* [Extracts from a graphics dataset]

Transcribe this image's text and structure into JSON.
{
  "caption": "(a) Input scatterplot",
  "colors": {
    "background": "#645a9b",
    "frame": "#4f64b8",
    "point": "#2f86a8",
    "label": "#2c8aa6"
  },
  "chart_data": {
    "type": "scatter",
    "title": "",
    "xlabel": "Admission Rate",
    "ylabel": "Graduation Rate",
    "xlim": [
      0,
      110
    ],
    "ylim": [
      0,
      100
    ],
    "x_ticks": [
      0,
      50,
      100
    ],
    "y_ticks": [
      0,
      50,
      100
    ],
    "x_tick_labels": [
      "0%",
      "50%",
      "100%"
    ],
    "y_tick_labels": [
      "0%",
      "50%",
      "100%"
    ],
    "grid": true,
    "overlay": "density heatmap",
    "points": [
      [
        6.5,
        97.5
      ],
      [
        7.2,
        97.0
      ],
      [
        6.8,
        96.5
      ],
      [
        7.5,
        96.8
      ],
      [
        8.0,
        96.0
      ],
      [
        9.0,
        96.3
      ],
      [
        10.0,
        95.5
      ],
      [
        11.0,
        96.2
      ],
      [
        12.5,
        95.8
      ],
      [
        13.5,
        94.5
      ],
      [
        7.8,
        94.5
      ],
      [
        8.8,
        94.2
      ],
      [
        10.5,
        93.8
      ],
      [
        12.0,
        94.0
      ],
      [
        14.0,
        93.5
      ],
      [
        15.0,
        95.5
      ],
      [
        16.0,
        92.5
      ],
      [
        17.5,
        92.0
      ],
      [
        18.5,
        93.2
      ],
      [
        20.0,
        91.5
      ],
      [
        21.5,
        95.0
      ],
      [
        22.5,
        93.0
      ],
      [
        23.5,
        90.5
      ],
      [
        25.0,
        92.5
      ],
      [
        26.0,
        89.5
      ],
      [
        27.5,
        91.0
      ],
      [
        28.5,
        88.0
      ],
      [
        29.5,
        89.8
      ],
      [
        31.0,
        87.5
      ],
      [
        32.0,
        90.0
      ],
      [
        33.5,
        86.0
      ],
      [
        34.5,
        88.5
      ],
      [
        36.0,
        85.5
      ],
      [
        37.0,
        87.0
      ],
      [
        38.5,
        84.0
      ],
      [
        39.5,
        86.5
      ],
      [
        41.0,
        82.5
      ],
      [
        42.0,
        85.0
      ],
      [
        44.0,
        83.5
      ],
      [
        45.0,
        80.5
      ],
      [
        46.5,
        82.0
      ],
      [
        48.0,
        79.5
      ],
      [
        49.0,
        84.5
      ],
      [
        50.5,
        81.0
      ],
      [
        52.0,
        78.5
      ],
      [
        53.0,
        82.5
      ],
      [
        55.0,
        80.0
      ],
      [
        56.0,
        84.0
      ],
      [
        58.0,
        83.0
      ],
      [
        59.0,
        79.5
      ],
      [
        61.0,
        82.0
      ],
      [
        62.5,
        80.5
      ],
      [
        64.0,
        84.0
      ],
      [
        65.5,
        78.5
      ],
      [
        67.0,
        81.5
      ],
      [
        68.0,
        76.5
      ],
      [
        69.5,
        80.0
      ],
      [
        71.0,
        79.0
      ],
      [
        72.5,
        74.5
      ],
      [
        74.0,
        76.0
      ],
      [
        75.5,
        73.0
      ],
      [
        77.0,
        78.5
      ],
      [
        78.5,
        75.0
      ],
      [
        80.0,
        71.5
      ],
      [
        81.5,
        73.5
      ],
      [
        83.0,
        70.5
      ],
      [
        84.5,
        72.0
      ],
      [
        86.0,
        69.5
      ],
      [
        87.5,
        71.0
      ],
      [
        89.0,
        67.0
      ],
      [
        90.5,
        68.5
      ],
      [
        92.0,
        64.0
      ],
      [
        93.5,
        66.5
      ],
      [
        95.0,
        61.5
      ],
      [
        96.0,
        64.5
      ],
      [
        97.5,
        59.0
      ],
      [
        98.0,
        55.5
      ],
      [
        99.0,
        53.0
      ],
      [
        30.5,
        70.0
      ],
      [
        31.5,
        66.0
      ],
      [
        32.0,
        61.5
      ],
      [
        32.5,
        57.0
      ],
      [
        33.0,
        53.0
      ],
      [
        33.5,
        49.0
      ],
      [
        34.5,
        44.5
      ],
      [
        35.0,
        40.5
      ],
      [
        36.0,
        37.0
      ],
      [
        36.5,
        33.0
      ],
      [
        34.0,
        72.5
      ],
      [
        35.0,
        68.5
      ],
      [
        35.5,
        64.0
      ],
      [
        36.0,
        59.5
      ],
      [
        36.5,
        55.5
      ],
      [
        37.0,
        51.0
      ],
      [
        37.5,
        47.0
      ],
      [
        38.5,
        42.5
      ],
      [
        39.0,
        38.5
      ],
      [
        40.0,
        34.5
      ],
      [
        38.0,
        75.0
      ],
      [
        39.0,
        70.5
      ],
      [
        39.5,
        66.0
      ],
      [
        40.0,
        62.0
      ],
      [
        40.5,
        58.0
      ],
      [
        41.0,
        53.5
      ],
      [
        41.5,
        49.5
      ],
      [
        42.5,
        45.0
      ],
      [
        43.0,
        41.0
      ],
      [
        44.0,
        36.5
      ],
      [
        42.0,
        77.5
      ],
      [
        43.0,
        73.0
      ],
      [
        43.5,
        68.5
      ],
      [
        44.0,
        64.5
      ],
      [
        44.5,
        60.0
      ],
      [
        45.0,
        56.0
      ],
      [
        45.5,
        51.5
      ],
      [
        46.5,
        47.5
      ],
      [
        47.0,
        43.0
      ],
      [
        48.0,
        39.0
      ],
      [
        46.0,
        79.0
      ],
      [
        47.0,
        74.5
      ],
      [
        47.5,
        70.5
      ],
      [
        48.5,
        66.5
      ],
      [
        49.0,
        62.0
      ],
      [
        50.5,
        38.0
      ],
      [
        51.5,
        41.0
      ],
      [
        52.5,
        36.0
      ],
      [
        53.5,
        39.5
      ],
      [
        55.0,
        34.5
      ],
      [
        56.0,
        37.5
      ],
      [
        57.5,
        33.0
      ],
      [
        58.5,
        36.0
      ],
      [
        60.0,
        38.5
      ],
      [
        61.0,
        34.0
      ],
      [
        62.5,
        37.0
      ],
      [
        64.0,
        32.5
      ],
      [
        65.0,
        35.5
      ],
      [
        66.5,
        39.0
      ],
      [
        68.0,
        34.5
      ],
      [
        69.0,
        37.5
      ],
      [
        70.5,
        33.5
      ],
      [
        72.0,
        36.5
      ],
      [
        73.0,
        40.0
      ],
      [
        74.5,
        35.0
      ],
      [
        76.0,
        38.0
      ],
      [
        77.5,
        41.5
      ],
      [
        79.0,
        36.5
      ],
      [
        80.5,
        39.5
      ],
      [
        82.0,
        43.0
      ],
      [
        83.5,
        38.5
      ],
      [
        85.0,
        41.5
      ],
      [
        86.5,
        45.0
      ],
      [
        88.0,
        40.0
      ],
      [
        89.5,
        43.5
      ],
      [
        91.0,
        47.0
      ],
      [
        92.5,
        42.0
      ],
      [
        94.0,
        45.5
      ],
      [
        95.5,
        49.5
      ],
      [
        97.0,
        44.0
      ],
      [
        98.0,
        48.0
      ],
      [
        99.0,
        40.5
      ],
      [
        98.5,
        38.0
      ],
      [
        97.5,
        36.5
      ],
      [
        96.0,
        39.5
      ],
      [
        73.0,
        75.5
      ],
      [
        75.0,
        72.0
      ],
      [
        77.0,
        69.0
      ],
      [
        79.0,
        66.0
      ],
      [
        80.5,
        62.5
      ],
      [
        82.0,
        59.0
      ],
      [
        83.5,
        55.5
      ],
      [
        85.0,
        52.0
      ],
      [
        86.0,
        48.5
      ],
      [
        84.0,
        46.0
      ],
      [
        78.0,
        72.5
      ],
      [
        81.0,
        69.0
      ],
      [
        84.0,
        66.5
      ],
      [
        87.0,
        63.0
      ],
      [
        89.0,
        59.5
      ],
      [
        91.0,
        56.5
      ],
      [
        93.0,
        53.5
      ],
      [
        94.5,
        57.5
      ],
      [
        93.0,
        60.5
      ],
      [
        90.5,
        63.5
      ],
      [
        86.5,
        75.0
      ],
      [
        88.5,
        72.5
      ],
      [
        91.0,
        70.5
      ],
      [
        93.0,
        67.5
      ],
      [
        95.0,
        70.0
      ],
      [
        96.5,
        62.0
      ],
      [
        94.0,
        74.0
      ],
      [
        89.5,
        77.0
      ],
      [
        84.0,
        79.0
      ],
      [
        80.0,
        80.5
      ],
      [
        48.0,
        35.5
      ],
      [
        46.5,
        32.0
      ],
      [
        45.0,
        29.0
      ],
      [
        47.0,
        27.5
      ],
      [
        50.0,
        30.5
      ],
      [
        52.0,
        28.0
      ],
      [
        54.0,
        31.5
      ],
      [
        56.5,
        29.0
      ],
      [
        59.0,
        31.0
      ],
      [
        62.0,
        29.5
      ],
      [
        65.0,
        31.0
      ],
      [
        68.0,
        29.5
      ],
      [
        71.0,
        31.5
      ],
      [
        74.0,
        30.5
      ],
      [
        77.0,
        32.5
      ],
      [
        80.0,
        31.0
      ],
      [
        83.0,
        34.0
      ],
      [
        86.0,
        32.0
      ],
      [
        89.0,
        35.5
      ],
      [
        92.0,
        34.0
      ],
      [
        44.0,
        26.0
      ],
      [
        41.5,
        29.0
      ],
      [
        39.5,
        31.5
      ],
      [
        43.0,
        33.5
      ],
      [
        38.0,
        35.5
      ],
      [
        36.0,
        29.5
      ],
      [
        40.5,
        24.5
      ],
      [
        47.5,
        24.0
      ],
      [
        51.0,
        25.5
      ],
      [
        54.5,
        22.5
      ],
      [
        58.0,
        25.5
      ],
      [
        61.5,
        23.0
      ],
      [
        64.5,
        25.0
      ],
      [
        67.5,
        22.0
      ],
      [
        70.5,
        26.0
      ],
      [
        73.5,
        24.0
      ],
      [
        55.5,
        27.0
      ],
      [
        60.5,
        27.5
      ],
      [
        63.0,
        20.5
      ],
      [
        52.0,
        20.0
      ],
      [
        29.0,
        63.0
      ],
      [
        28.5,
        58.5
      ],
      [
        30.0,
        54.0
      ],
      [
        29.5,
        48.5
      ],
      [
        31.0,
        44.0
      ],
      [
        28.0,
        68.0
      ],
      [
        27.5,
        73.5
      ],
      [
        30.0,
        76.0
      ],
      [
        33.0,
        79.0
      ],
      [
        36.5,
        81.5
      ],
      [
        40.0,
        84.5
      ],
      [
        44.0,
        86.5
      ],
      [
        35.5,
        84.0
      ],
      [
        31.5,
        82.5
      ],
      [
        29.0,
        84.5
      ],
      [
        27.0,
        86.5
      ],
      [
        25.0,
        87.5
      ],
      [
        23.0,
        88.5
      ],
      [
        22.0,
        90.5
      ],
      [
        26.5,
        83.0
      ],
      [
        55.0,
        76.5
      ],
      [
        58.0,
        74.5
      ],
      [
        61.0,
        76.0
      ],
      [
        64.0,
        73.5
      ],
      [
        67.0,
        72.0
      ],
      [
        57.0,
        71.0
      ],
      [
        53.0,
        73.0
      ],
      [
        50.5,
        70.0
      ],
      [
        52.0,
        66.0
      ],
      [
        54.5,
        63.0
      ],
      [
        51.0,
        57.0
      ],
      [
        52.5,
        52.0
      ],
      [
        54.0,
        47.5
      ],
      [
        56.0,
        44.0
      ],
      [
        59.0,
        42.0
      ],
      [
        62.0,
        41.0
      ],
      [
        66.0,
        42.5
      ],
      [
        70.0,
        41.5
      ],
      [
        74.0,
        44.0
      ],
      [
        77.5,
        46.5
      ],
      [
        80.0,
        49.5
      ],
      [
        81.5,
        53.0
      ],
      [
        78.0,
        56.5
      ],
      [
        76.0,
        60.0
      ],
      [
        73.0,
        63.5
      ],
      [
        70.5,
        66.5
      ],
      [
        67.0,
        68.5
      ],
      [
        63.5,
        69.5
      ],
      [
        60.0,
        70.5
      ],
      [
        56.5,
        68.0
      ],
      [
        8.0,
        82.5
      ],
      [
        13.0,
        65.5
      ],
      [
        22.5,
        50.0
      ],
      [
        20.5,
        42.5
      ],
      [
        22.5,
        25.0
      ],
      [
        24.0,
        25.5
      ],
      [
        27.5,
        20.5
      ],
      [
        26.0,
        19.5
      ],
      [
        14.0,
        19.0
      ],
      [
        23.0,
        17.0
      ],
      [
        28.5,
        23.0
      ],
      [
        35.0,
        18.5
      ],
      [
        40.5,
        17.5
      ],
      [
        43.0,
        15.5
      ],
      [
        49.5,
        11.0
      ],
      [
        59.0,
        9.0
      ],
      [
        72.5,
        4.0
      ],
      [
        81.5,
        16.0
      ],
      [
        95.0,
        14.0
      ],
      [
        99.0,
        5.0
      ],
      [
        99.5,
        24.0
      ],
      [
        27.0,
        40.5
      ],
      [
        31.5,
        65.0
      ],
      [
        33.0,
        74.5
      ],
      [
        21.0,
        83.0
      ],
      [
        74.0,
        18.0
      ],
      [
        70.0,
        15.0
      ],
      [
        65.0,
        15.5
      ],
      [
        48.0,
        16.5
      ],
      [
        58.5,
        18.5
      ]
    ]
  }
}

* [GIVEN EXERCISE] Extract every line above containing the word "Rate".

* [COMPLETE RESPONSE]
    "xlabel": "Admission Rate",
    "ylabel": "Graduation Rate",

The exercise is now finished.